Concise Binary Object Representation (CBOR) binary serialization library.
BBaz via Digitalmars-d-announce
digitalmars-d-announce at puremagic.com
Fri Dec 19 14:33:56 PST 2014
On Friday, 19 December 2014 at 18:26:26 UTC, MrSmith wrote:
> The Concise Binary Object Representation (CBOR) is a data format
> whose design goals include the possibility of extremely small
> code
> size, fairly small message size, and extensibility without the
> need
> for version negotiation. These design goals make it different
> from
> earlier binary serializations such as ASN.1 and MessagePack.
>
> Here is more info about format: http://cbor.io/
>
> You can easily encode and decode things like built-in types,
> arrays, hash-maps, structs, tuples, classes, strings and raw
> arrays (ubyte[]).
>
> Here is some simple code:
>
> import cbor;
>
> struct Inner
> {
> int[] array;
> string someText;
> }
>
> struct Test
> {
> ubyte b;
> short s;
> uint i;
> long l;
> float f;
> double d;
> ubyte[] arr;
> string str;
> Inner inner;
>
> void fun(){} // not encoded
> void* pointer; // not encoded
> int* numPointer; // not encoded
> }
>
> ubyte[1024] buffer;
> size_t encodedSize;
>
> Test test = Test(42, -120, 111111, -123456789, 0.1234,
> -0.987654,
> cast(ubyte[])[1,2,3,4,5,6,7,8], "It is a test string",
> Inner([1,2,3,4,5], "Test of inner struct"));
>
> encodedSize = encodeCborArray(buffer[], test);
>
> // ubyte[] and string types are slices of input ubyte[].

[Data records]

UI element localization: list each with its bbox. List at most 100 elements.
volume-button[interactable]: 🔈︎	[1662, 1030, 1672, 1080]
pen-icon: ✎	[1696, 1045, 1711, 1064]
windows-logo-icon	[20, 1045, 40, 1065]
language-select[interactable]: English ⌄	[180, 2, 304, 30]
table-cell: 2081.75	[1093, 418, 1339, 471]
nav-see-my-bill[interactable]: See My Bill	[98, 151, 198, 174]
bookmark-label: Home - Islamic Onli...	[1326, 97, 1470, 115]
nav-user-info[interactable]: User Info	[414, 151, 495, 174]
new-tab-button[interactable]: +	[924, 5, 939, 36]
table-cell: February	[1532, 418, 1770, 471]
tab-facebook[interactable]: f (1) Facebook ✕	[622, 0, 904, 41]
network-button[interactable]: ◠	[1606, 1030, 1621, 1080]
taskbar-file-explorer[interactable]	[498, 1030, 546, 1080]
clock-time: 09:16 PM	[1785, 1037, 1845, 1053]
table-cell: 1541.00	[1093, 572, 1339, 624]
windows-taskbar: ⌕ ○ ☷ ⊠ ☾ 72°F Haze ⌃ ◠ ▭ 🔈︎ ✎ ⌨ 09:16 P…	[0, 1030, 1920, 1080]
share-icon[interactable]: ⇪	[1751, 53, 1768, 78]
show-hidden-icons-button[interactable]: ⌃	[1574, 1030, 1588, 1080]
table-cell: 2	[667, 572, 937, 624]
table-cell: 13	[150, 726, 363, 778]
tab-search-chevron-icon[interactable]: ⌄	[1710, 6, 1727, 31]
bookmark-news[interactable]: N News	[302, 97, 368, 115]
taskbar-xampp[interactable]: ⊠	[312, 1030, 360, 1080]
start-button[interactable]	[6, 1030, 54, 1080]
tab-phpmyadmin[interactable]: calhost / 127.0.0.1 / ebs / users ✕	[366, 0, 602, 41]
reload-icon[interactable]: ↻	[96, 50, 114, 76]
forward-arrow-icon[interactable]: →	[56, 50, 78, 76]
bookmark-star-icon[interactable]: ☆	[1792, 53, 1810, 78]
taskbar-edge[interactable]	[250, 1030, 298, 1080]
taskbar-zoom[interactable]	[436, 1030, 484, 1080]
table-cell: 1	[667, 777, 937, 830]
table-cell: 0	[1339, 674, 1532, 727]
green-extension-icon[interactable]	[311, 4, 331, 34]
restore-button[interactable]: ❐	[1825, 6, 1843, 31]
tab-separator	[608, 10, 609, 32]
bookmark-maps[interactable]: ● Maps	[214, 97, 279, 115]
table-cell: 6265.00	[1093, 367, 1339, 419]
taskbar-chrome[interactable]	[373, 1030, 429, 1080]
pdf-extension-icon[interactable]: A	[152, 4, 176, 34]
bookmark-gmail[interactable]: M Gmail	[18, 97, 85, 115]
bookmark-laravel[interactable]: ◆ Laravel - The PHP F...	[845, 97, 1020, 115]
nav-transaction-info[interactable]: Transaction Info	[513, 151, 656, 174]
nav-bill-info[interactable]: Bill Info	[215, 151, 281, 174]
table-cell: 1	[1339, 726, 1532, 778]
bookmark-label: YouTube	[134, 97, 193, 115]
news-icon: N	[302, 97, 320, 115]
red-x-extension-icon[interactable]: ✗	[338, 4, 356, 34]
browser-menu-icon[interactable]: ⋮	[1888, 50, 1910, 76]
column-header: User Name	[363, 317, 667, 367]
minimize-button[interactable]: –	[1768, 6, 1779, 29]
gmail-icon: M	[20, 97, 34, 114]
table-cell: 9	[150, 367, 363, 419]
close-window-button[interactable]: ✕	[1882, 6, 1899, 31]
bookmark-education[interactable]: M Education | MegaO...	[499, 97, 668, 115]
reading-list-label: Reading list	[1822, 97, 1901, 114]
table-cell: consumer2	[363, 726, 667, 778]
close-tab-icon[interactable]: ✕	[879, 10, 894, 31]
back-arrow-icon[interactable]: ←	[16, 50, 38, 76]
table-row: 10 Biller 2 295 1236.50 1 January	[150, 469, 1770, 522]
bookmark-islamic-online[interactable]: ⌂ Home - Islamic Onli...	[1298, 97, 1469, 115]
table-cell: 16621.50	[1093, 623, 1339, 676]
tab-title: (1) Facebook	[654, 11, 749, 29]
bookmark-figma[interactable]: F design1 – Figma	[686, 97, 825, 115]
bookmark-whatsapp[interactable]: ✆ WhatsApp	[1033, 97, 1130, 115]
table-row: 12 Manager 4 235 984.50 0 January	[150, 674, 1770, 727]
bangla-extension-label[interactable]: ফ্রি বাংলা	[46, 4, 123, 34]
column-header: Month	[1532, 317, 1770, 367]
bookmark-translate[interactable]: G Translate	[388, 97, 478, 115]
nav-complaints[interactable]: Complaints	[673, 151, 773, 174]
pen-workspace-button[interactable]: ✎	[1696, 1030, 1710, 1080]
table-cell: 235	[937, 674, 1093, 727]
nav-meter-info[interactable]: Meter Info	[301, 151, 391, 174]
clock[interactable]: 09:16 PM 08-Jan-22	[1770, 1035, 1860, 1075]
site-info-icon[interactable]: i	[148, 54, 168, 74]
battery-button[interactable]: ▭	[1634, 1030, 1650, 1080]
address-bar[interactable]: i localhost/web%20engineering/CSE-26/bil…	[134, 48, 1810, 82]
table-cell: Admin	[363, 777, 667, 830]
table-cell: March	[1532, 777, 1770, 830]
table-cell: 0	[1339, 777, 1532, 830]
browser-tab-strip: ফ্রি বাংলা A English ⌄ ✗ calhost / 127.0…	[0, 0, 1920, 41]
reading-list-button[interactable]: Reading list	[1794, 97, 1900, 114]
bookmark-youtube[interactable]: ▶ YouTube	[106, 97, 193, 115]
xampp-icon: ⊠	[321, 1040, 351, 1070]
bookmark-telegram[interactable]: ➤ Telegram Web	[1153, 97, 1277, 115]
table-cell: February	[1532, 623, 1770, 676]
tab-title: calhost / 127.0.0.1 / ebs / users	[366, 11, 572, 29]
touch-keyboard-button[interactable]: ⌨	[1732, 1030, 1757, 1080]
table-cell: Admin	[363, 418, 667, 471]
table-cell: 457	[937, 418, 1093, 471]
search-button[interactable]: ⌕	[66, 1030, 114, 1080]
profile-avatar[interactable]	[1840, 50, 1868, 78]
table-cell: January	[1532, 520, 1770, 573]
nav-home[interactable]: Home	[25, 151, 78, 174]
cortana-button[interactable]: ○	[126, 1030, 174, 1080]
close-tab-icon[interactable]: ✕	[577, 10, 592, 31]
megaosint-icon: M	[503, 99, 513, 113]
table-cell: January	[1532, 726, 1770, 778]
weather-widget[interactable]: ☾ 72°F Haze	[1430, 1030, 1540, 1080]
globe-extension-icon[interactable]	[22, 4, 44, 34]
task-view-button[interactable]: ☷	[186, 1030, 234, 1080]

**WHAT THIS EXERCISE ASKS**
**a.** Which earlier binary serializations does the CBOR announcement say its design goals set it apart from?
**b.** Shorten the paragraph in the CBOR announcement that begins "The Concise Binary Object Representation (CBOR) is a data format" into a bulleted list, keeping its main facts.

**ACTIVITY ANSWERS**
**a.** ASN.1 and MessagePack.

**b.**
- CBOR (Concise Binary Object Representation) is a data format.
- Its design goals include possibly very small code size, fairly small message size, and extensibility without version negotiation.
- These goals distinguish it from earlier binary serializations such as ASN.1 and MessagePack.